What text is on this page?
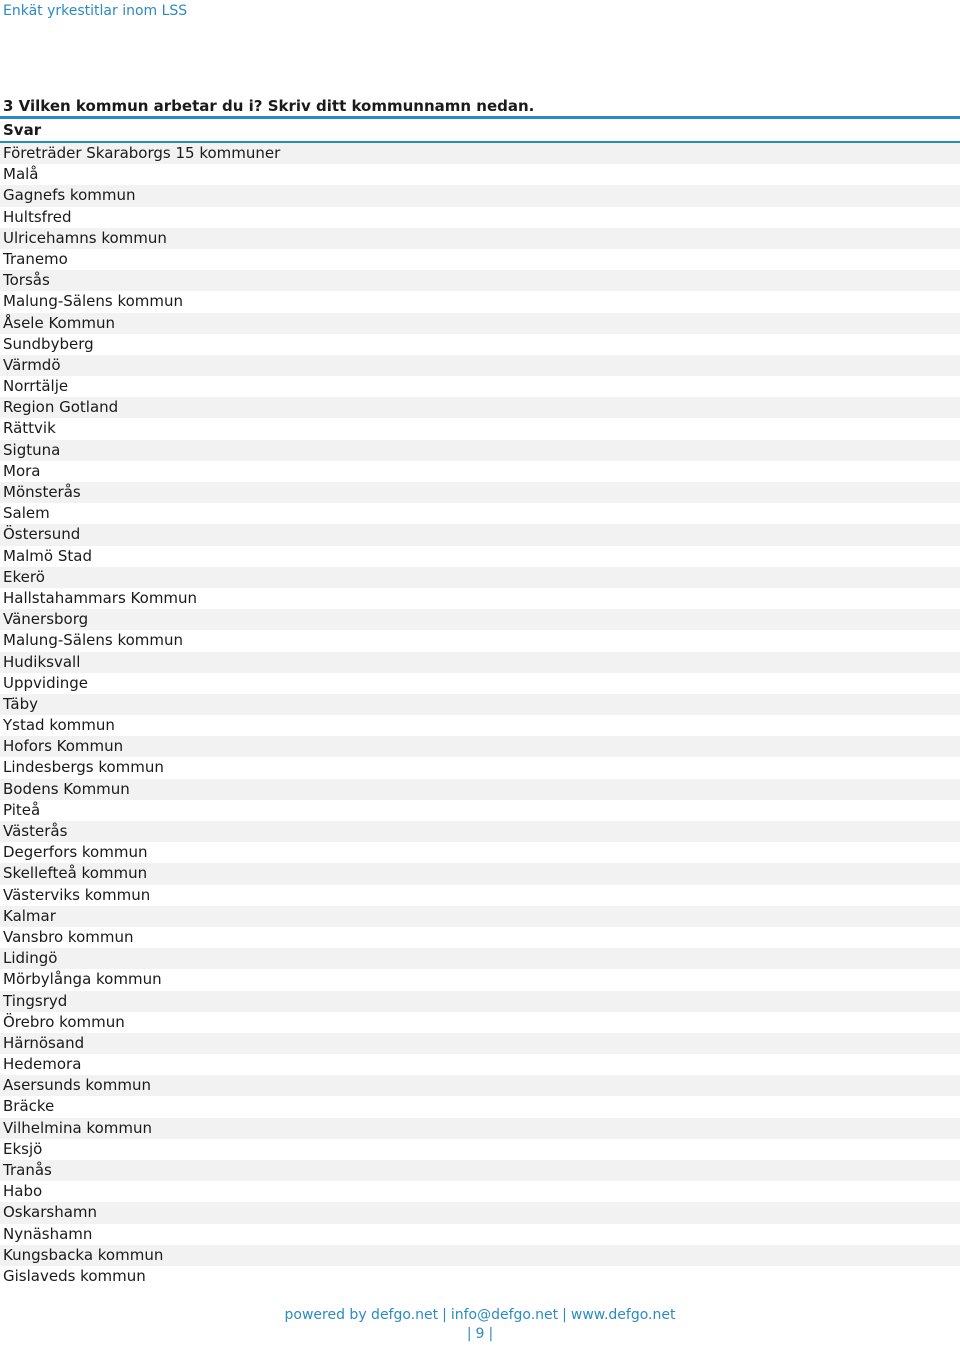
Enkät yrkestitlar inom LSS
3 Vilken kommun arbetar du i? Skriv ditt kommunnamn nedan.
Svar
Företräder Skaraborgs 15 kommuner
Malå
Gagnefs kommun
Hultsfred
Ulricehamns kommun
Tranemo
Torsås
Malung-Sälens kommun
Åsele Kommun
Sundbyberg
Värmdö
Norrtälje
Region Gotland
Rättvik
Sigtuna
Mora
Mönsterås
Salem
Östersund
Malmö Stad
Ekerö
Hallstahammars Kommun
Vänersborg
Malung-Sälens kommun
Hudiksvall
Uppvidinge
Täby
Ystad kommun
Hofors Kommun
Lindesbergs kommun
Bodens Kommun
Piteå
Västerås
Degerfors kommun
Skellefteå kommun
Västerviks kommun
Kalmar
Vansbro kommun
Lidingö
Mörbylånga kommun
Tingsryd
Örebro kommun
Härnösand
Hedemora
Asersunds kommun
Bräcke
Vilhelmina kommun
Eksjö
Tranås
Habo
Oskarshamn
Nynäshamn
Kungsbacka kommun
Gislaveds kommun
powered by defgo.net | info@defgo.net | www.defgo.net
| 9 |
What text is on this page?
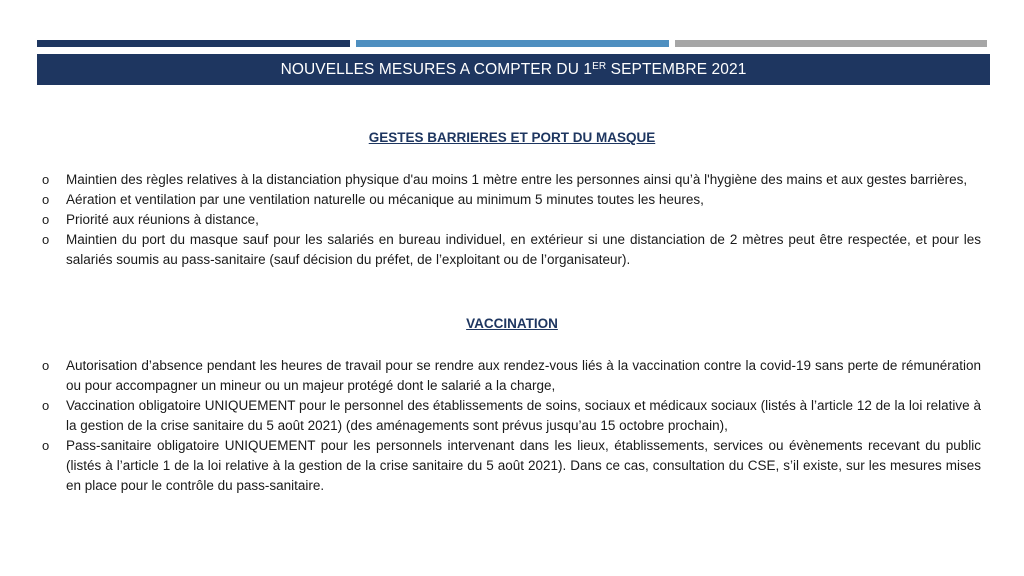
NOUVELLES MESURES A COMPTER DU 1ER SEPTEMBRE 2021
GESTES BARRIERES ET PORT DU MASQUE
o Maintien des règles relatives à la distanciation physique d'au moins 1 mètre entre les personnes ainsi qu’à l'hygiène des mains et aux gestes barrières,
o Aération et ventilation par une ventilation naturelle ou mécanique au minimum 5 minutes toutes les heures,
o Priorité aux réunions à distance,
o Maintien du port du masque sauf pour les salariés en bureau individuel, en extérieur si une distanciation de 2 mètres peut être respectée, et pour les salariés soumis au pass-sanitaire (sauf décision du préfet, de l’exploitant ou de l’organisateur).
VACCINATION
o Autorisation d’absence pendant les heures de travail pour se rendre aux rendez-vous liés à la vaccination contre la covid-19 sans perte de rémunération ou pour accompagner un mineur ou un majeur protégé dont le salarié a la charge,
o Vaccination obligatoire UNIQUEMENT pour le personnel des établissements de soins, sociaux et médicaux sociaux (listés à l’article 12 de la loi relative à la gestion de la crise sanitaire du 5 août 2021) (des aménagements sont prévus jusqu’au 15 octobre prochain),
o Pass-sanitaire obligatoire UNIQUEMENT pour les personnels intervenant dans les lieux, établissements, services ou évènements recevant du public (listés à l’article 1 de la loi relative à la gestion de la crise sanitaire du 5 août 2021). Dans ce cas, consultation du CSE, s’il existe, sur les mesures mises en place pour le contrôle du pass-sanitaire.
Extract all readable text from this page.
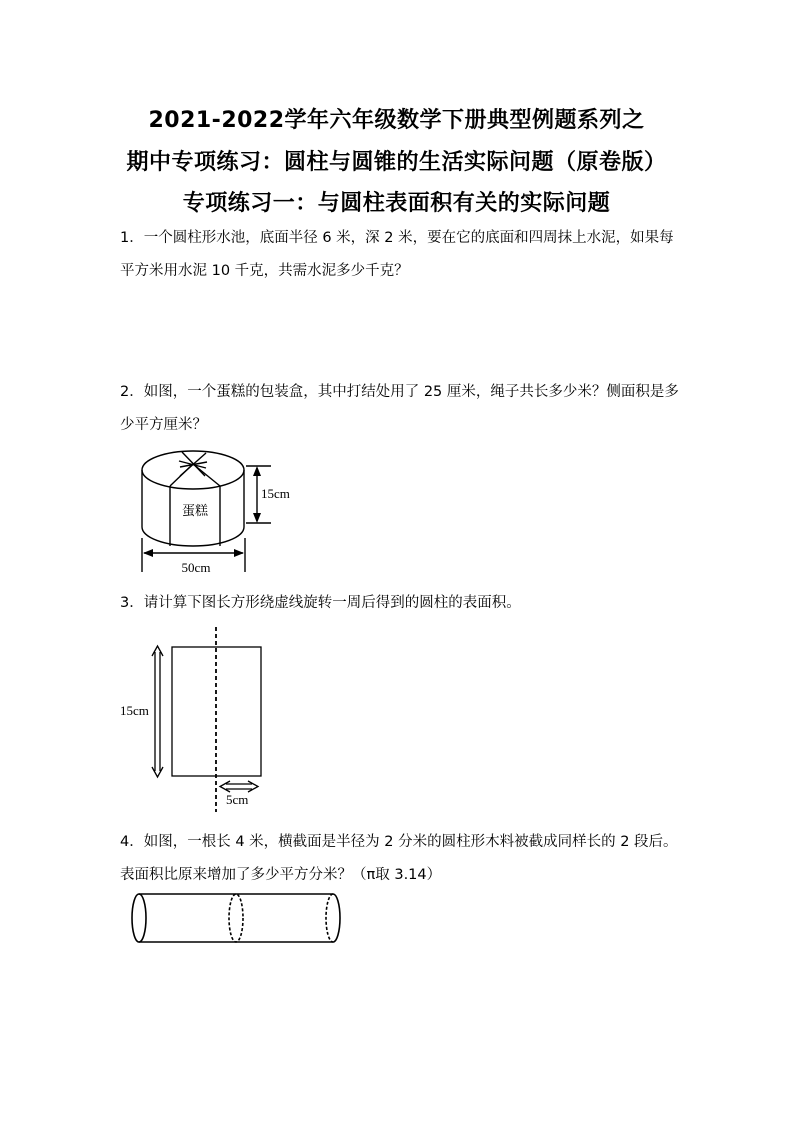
2021-2022学年六年级数学下册典型例题系列之
期中专项练习：圆柱与圆锥的生活实际问题（原卷版）
专项练习一：与圆柱表面积有关的实际问题
1．一个圆柱形水池，底面半径 6 米，深 2 米，要在它的底面和四周抹上水泥，如果每平方米用水泥 10 千克，共需水泥多少千克？
2．如图，一个蛋糕的包装盒，其中打结处用了 25 厘米，绳子共长多少米？侧面积是多少平方厘米？
蛋糕
15cm
50cm
15cm
5cm
3．请计算下图长方形绕虚线旋转一周后得到的圆柱的表面积。
4．如图，一根长 4 米，横截面是半径为 2 分米的圆柱形木料被截成同样长的 2 段后。表面积比原来增加了多少平方分米？（π取 3.14）
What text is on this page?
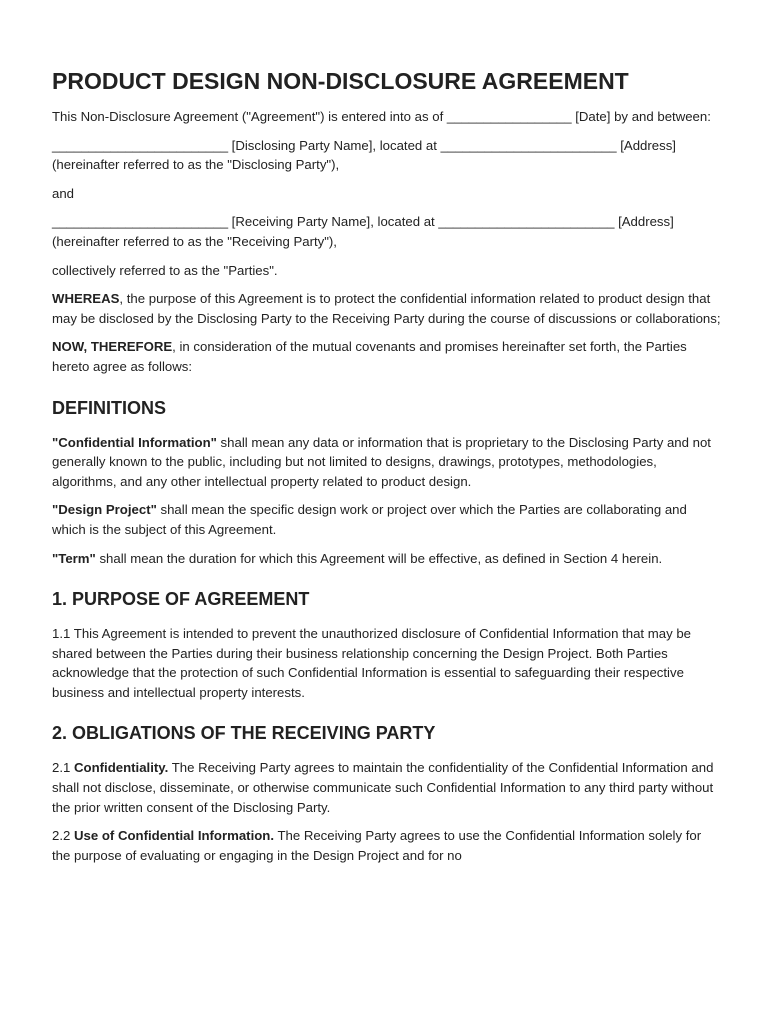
PRODUCT DESIGN NON-DISCLOSURE AGREEMENT

This Non-Disclosure Agreement ("Agreement") is entered into as of _________________ [Date] by and between:

________________________ [Disclosing Party Name], located at ________________________ [Address] (hereinafter referred to as the "Disclosing Party"),

and

________________________ [Receiving Party Name], located at ________________________ [Address] (hereinafter referred to as the "Receiving Party"),

collectively referred to as the "Parties".

WHEREAS, the purpose of this Agreement is to protect the confidential information related to product design that may be disclosed by the Disclosing Party to the Receiving Party during the course of discussions or collaborations;

NOW, THEREFORE, in consideration of the mutual covenants and promises hereinafter set forth, the Parties hereto agree as follows:

DEFINITIONS

"Confidential Information" shall mean any data or information that is proprietary to the Disclosing Party and not generally known to the public, including but not limited to designs, drawings, prototypes, methodologies, algorithms, and any other intellectual property related to product design.

"Design Project" shall mean the specific design work or project over which the Parties are collaborating and which is the subject of this Agreement.

"Term" shall mean the duration for which this Agreement will be effective, as defined in Section 4 herein.

1. PURPOSE OF AGREEMENT

1.1 This Agreement is intended to prevent the unauthorized disclosure of Confidential Information that may be shared between the Parties during their business relationship concerning the Design Project. Both Parties acknowledge that the protection of such Confidential Information is essential to safeguarding their respective business and intellectual property interests.

2. OBLIGATIONS OF THE RECEIVING PARTY

2.1 Confidentiality. The Receiving Party agrees to maintain the confidentiality of the Confidential Information and shall not disclose, disseminate, or otherwise communicate such Confidential Information to any third party without the prior written consent of the Disclosing Party.

2.2 Use of Confidential Information. The Receiving Party agrees to use the Confidential Information solely for the purpose of evaluating or engaging in the Design Project and for no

■ **STATED EXERCISE**
Return each line that includes "Address".

■ **RESPONSE TO THE TASK**
________________________ [Disclosing Party Name], located at ________________________ [Address] (hereinafter referred to as the "Disclosing Party"),
________________________ [Receiving Party Name], located at ________________________ [Address] (hereinafter referred to as the "Receiving Party"),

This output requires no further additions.